* [WHAT THE TASK ASKS]
Render every entry verbatim.

* [DATA FOR THE TASK]
----------------------------------------

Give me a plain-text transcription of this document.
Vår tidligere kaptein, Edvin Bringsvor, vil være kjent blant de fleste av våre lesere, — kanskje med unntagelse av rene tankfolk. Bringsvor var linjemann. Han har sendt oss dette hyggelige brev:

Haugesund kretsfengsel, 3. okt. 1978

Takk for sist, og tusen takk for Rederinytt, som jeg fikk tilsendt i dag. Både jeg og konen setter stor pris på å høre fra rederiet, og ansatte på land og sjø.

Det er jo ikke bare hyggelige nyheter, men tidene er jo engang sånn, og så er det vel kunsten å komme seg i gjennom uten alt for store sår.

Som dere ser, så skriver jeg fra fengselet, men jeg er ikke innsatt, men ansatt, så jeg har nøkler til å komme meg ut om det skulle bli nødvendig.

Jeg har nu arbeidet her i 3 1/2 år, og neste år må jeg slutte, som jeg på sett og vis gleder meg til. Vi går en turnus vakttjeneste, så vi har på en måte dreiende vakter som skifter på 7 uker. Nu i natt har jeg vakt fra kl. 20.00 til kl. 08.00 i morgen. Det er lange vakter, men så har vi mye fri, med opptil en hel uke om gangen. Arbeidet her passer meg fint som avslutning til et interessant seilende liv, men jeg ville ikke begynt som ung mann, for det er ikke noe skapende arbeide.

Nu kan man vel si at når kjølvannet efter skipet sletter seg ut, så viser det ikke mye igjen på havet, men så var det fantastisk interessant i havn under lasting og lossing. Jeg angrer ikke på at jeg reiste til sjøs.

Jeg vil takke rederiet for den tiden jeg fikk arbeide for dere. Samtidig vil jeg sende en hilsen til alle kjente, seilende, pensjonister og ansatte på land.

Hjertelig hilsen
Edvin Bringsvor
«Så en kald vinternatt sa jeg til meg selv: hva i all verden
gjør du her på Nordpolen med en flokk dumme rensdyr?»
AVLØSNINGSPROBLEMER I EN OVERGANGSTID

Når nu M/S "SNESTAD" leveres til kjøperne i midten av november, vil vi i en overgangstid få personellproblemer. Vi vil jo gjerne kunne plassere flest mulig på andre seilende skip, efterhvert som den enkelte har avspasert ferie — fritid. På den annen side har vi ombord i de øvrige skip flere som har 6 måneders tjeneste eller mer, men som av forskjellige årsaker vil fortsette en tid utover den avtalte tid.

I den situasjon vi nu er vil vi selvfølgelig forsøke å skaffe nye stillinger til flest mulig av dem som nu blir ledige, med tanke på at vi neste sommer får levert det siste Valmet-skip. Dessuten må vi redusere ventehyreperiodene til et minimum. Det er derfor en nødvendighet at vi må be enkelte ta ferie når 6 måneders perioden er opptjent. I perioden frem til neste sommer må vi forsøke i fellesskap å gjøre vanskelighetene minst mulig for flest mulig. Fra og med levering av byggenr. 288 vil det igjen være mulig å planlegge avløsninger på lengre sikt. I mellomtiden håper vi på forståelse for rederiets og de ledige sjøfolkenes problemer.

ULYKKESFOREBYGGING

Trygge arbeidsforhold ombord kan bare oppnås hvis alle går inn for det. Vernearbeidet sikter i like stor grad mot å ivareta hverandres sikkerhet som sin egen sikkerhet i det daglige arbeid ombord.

----------------------------------------

* [TASK SOLUTION]
Give me a plain-text transcription of this document.
Vår tidligere kaptein, Edvin Bringsvor, vil være kjent blant de fleste av våre lesere, — kanskje med unntagelse av rene tankfolk. Bringsvor var linjemann. Han har sendt oss dette hyggelige brev:

Haugesund kretsfengsel, 3. okt. 1978

Takk for sist, og tusen takk for Rederinytt, som jeg fikk tilsendt i dag. Både jeg og konen setter stor pris på å høre fra rederiet, og ansatte på land og sjø.

Det er jo ikke bare hyggelige nyheter, men tidene er jo engang sånn, og så er det vel kunsten å komme seg i gjennom uten alt for store sår.

Som dere ser, så skriver jeg fra fengselet, men jeg er ikke innsatt, men ansatt, så jeg har nøkler til å komme meg ut om det skulle bli nødvendig.

Jeg har nu arbeidet her i 3 1/2 år, og neste år må jeg slutte, som jeg på sett og vis gleder meg til. Vi går en turnus vakttjeneste, så vi har på en måte dreiende vakter som skifter på 7 uker. Nu i natt har jeg vakt fra kl. 20.00 til kl. 08.00 i morgen. Det er lange vakter, men så har vi mye fri, med opptil en hel uke om gangen. Arbeidet her passer meg fint som avslutning til et interessant seilende liv, men jeg ville ikke begynt som ung mann, for det er ikke noe skapende arbeide.

Nu kan man vel si at når kjølvannet efter skipet sletter seg ut, så viser det ikke mye igjen på havet, men så var det fantastisk interessant i havn under lasting og lossing. Jeg angrer ikke på at jeg reiste til sjøs.

Jeg vil takke rederiet for den tiden jeg fikk arbeide for dere. Samtidig vil jeg sende en hilsen til alle kjente, seilende, pensjonister og ansatte på land.

Hjertelig hilsen
Edvin Bringsvor
«Så en kald vinternatt sa jeg til meg selv: hva i all verden
gjør du her på Nordpolen med en flokk dumme rensdyr?»
AVLØSNINGSPROBLEMER I EN OVERGANGSTID

Når nu M/S "SNESTAD" leveres til kjøperne i midten av november, vil vi i en overgangstid få personellproblemer. Vi vil jo gjerne kunne plassere flest mulig på andre seilende skip, efterhvert som den enkelte har avspasert ferie — fritid. På den annen side har vi ombord i de øvrige skip flere som har 6 måneders tjeneste eller mer, men som av forskjellige årsaker vil fortsette en tid utover den avtalte tid.

I den situasjon vi nu er vil vi selvfølgelig forsøke å skaffe nye stillinger til flest mulig av dem som nu blir ledige, med tanke på at vi neste sommer får levert det siste Valmet-skip. Dessuten må vi redusere ventehyreperiodene til et minimum. Det er derfor en nødvendighet at vi må be enkelte ta ferie når 6 måneders perioden er opptjent. I perioden frem til neste sommer må vi forsøke i fellesskap å gjøre vanskelighetene minst mulig for flest mulig. Fra og med levering av byggenr. 288 vil det igjen være mulig å planlegge avløsninger på lengre sikt. I mellomtiden håper vi på forståelse for rederiets og de ledige sjøfolkenes problemer.

ULYKKESFOREBYGGING

Trygge arbeidsforhold ombord kan bare oppnås hvis alle går inn for det. Vernearbeidet sikter i like stor grad mot å ivareta hverandres sikkerhet som sin egen sikkerhet i det daglige arbeid ombord.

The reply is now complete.